EXERCISE AIM
Convert the records into a Markdown table with the columns Row and Line. Include only the lines from the line with "dot (1771, 474, 1789, 494)" up to and including the line with "dot (538, 350, 556, 369)", number each one, and omit blank lines.

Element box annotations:
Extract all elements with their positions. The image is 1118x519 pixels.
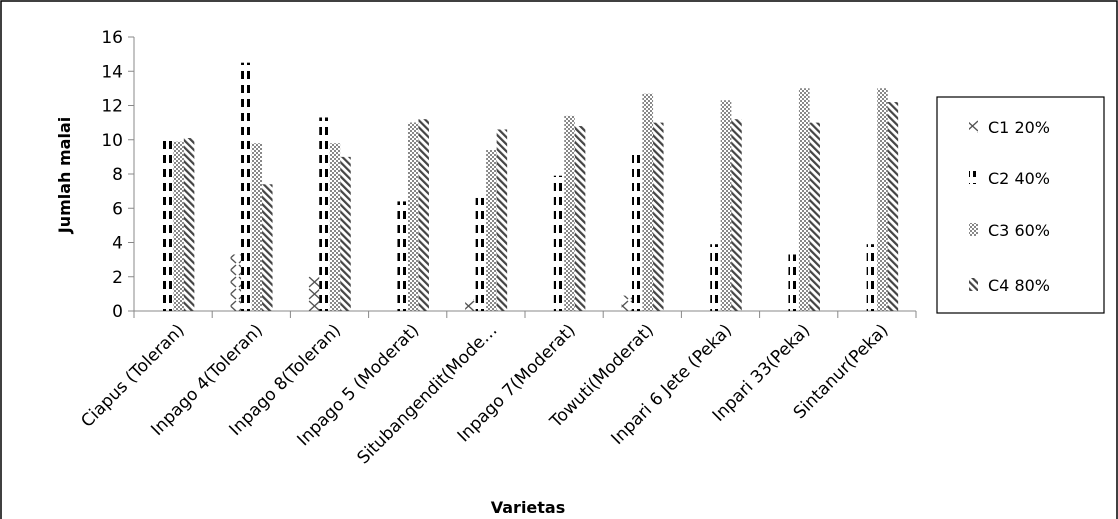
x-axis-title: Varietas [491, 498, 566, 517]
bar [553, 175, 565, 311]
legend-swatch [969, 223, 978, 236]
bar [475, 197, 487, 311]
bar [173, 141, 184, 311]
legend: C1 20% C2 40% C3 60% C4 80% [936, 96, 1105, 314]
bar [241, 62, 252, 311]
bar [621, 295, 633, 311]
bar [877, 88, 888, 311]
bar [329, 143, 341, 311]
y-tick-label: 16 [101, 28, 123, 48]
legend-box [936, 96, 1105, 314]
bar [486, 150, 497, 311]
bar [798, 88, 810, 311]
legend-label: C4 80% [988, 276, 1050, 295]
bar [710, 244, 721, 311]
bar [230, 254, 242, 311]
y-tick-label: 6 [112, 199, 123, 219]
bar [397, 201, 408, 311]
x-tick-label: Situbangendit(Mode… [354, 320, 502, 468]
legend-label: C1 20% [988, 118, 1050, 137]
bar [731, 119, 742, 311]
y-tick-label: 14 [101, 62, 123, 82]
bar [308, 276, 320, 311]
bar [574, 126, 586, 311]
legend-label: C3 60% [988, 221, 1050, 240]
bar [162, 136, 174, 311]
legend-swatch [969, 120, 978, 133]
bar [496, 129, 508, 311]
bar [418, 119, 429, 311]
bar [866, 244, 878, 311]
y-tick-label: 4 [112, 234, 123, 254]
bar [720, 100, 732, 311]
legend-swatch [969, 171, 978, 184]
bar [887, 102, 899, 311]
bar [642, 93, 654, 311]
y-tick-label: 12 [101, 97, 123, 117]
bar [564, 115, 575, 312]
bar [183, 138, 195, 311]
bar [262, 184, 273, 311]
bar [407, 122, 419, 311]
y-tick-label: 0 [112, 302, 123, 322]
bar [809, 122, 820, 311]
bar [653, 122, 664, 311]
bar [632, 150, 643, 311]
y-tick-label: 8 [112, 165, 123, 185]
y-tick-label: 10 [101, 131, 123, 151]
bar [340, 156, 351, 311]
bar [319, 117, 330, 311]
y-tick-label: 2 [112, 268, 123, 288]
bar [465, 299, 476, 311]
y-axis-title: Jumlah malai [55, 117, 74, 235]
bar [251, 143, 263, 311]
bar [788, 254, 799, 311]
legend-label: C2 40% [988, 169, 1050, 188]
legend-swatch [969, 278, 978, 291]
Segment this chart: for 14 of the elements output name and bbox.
--
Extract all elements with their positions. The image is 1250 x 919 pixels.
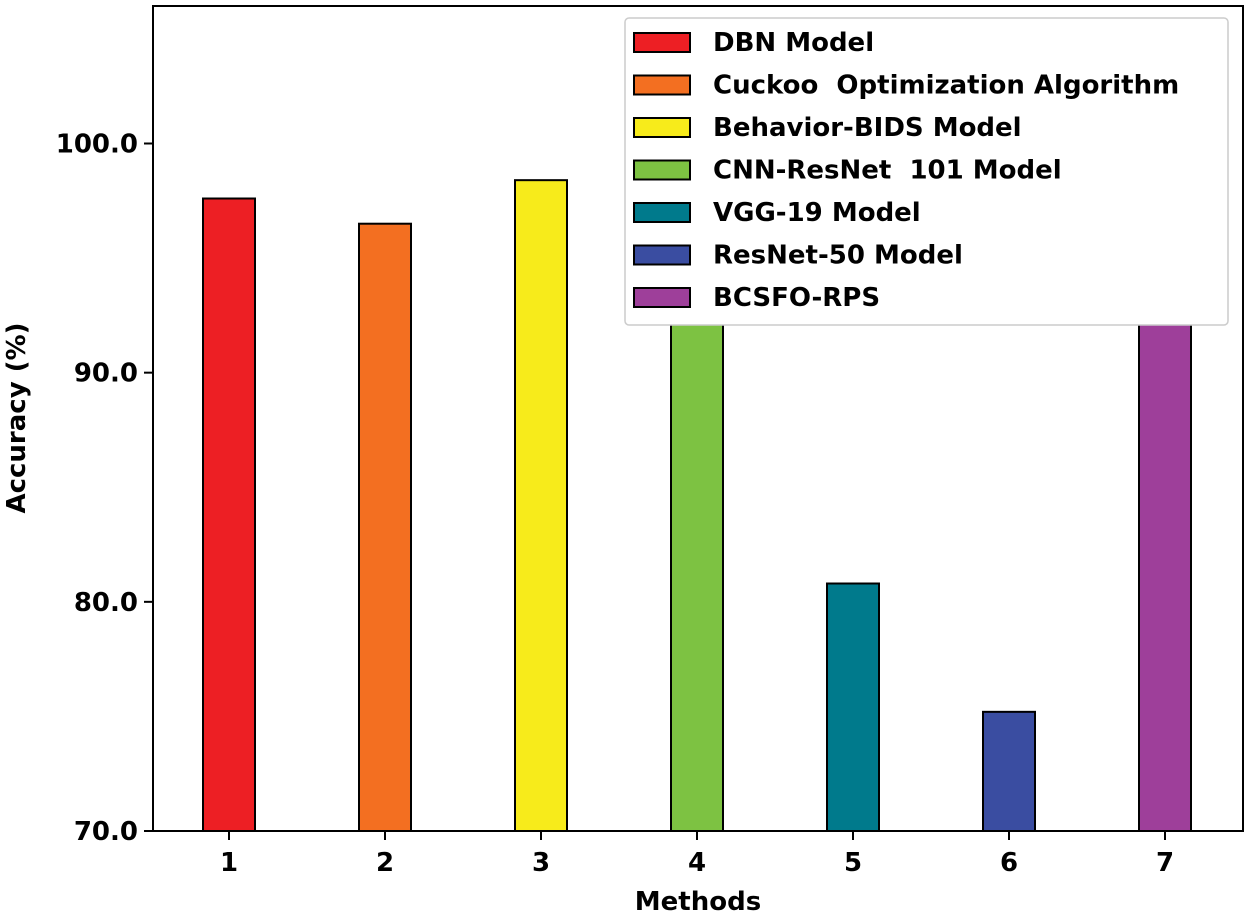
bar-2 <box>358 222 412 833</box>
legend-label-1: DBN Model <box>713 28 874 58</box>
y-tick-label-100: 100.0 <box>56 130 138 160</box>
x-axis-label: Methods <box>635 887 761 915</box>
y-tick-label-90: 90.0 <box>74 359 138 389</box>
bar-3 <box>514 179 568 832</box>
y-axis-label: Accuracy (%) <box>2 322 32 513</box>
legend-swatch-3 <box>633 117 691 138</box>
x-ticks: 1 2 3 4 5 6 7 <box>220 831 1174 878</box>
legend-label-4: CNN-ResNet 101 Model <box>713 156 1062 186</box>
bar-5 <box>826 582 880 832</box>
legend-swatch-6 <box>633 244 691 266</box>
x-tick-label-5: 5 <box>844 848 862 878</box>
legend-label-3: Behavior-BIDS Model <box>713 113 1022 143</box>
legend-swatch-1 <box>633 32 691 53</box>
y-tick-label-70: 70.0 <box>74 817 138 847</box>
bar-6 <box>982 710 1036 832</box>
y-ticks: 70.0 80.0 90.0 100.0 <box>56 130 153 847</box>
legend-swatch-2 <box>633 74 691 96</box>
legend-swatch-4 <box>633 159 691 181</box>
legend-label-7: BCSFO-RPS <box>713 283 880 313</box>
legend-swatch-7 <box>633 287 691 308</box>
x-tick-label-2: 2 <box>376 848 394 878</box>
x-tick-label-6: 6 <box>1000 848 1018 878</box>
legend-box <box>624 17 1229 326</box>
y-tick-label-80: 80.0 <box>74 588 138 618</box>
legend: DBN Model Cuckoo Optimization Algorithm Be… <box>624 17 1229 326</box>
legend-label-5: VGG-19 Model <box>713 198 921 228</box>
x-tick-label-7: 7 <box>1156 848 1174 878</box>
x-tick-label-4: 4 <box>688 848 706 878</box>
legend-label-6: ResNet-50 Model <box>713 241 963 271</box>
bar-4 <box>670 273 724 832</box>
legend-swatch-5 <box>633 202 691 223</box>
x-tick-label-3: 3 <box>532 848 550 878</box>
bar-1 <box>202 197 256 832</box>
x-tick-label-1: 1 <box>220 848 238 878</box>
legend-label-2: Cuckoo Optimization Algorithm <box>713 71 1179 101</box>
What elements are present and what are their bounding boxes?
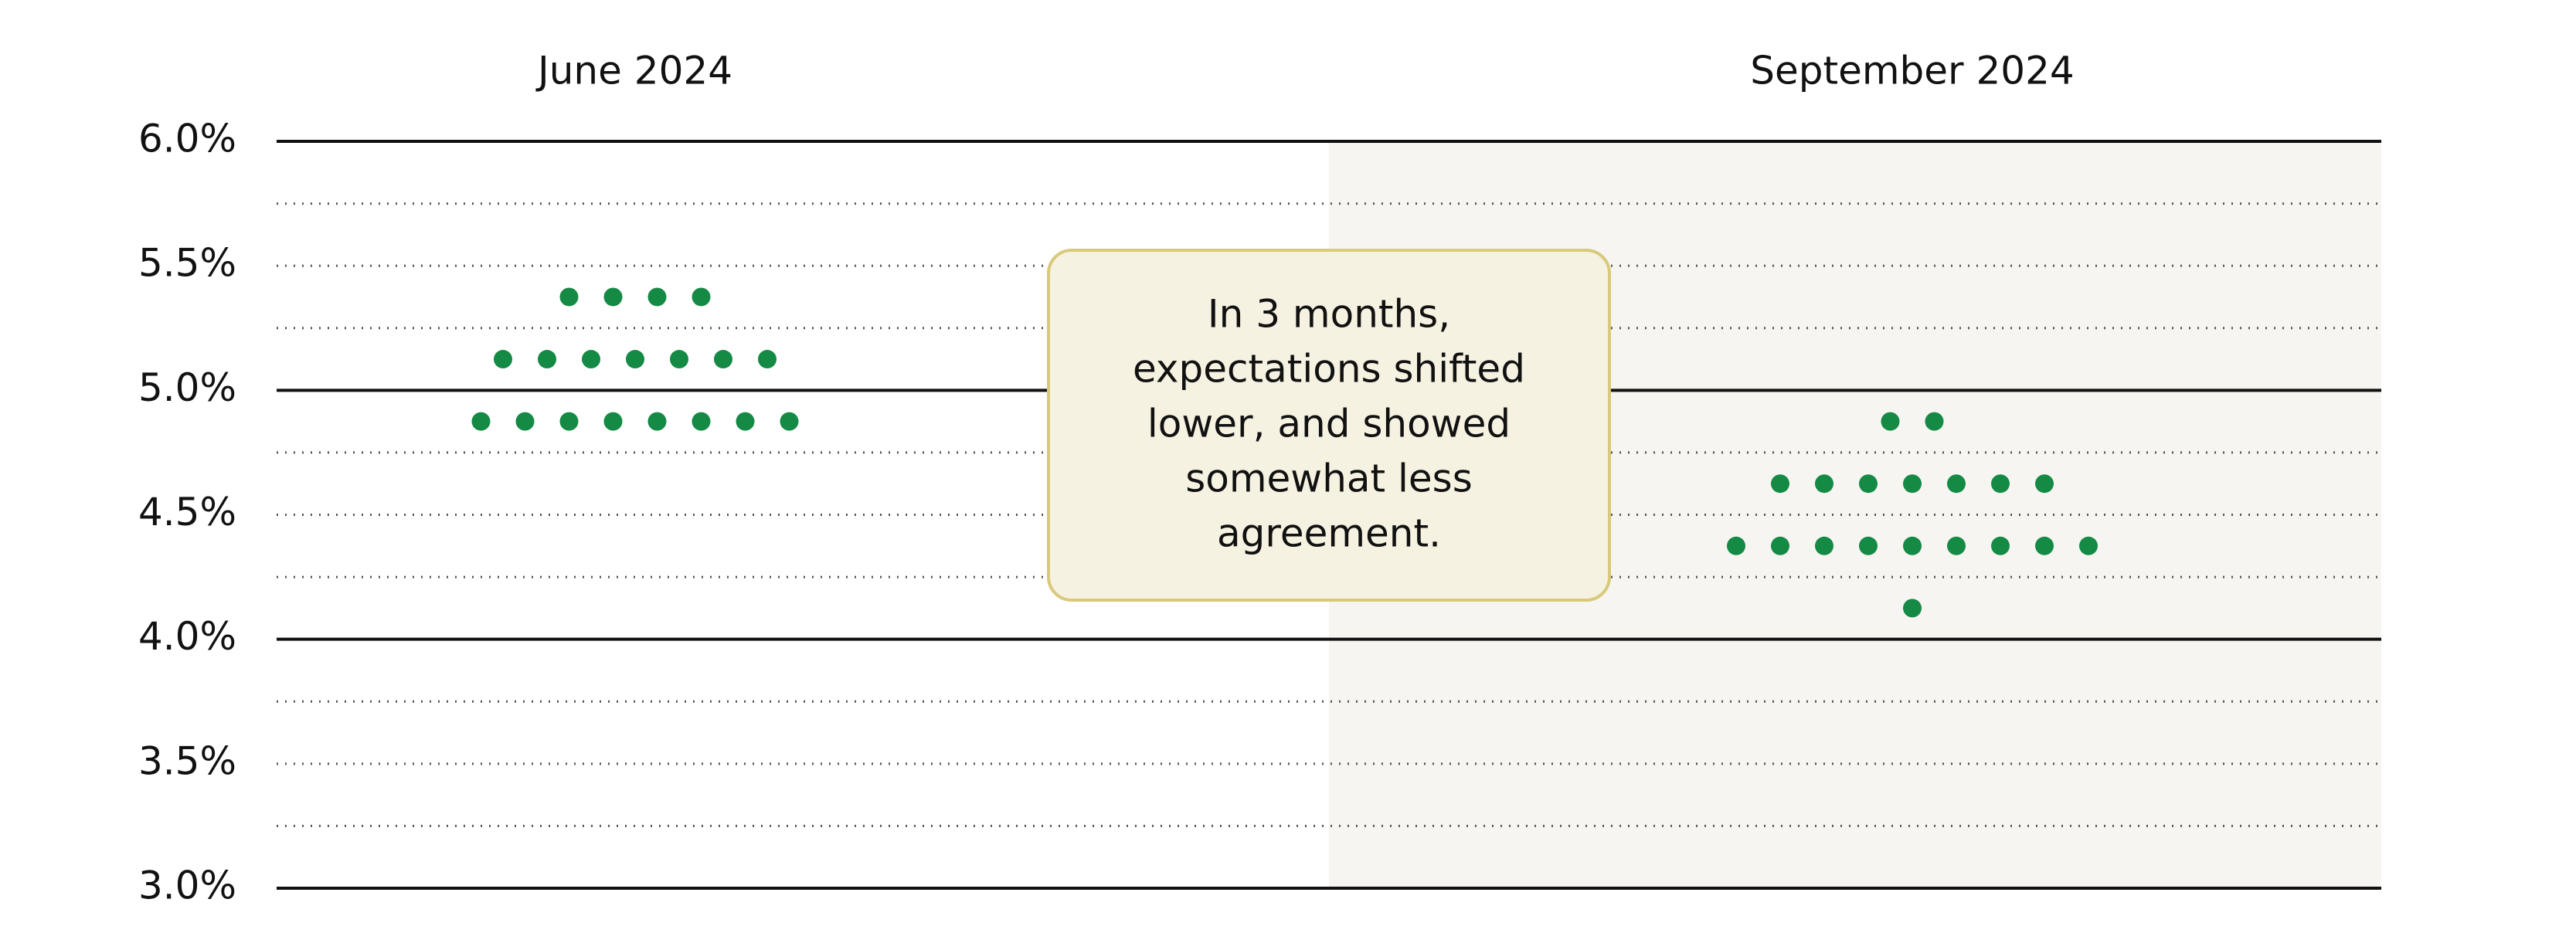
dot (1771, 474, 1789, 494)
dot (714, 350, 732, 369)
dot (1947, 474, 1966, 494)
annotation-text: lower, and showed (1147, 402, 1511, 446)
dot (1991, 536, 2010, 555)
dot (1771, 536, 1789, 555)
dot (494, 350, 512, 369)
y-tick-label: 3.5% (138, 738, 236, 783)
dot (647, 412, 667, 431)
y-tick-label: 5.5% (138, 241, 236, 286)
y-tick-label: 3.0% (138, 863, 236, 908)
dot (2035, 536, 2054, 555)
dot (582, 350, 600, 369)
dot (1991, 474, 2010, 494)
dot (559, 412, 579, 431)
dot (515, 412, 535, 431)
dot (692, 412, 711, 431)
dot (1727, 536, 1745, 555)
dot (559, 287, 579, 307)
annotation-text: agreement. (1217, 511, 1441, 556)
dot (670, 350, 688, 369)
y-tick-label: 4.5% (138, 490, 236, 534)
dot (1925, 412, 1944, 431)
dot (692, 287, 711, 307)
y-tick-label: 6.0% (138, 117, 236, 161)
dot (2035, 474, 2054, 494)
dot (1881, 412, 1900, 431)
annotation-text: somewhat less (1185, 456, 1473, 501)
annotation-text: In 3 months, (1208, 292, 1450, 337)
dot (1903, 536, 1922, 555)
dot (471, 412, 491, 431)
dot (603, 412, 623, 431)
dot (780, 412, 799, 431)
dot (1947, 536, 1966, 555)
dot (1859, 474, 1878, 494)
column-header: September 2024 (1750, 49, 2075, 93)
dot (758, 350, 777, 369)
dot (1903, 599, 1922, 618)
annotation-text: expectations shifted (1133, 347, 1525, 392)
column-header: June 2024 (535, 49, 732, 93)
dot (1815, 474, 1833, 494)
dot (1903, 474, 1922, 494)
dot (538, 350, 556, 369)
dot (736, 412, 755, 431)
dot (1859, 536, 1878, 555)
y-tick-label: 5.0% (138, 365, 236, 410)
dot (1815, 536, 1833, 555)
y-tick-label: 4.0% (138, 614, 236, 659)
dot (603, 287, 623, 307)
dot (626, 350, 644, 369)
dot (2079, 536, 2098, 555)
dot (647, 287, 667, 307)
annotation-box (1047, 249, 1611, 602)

ANSWER TO THE PROBLEM
| Row | Line |
|---|---|
| 1 | dot (1771, 474, 1789, 494) |
| 2 | dot (714, 350, 732, 369) |
| 3 | dot (1947, 474, 1966, 494) |
| 4 | annotation-text: lower, and showed (1147, 402, 1511, 446) |
| 5 | dot (1991, 536, 2010, 555) |
| 6 | dot (1771, 536, 1789, 555) |
| 7 | dot (494, 350, 512, 369) |
| 8 | y-tick-label: 3.5% (138, 738, 236, 783) |
| 9 | dot (647, 412, 667, 431) |
| 10 | y-tick-label: 5.5% (138, 241, 236, 286) |
| 11 | y-tick-label: 3.0% (138, 863, 236, 908) |
| 12 | dot (2035, 536, 2054, 555) |
| 13 | dot (582, 350, 600, 369) |
| 14 | dot (1991, 474, 2010, 494) |
| 15 | dot (559, 412, 579, 431) |
| 16 | dot (515, 412, 535, 431) |
| 17 | dot (692, 412, 711, 431) |
| 18 | dot (1727, 536, 1745, 555) |
| 19 | dot (559, 287, 579, 307) |
| 20 | annotation-text: agreement. (1217, 511, 1441, 556) |
| 21 | dot (670, 350, 688, 369) |
| 22 | y-tick-label: 4.5% (138, 490, 236, 534) |
| 23 | dot (1925, 412, 1944, 431) |
| 24 | dot (692, 287, 711, 307) |
| 25 | y-tick-label: 6.0% (138, 117, 236, 161) |
| 26 | dot (2035, 474, 2054, 494) |
| 27 | dot (1881, 412, 1900, 431) |
| 28 | annotation-text: somewhat less (1185, 456, 1473, 501) |
| 29 | annotation-text: In 3 months, (1208, 292, 1450, 337) |
| 30 | dot (1903, 536, 1922, 555) |
| 31 | dot (471, 412, 491, 431) |
| 32 | dot (603, 412, 623, 431) |
| 33 | dot (780, 412, 799, 431) |
| 34 | dot (1947, 536, 1966, 555) |
| 35 | dot (1859, 474, 1878, 494) |
| 36 | column-header: September 2024 (1750, 49, 2075, 93) |
| 37 | dot (758, 350, 777, 369) |
| 38 | dot (1903, 599, 1922, 618) |
| 39 | annotation-text: expectations shifted (1133, 347, 1525, 392) |
| 40 | column-header: June 2024 (535, 49, 732, 93) |
| 41 | dot (1815, 474, 1833, 494) |
| 42 | dot (1903, 474, 1922, 494) |
| 43 | dot (538, 350, 556, 369) |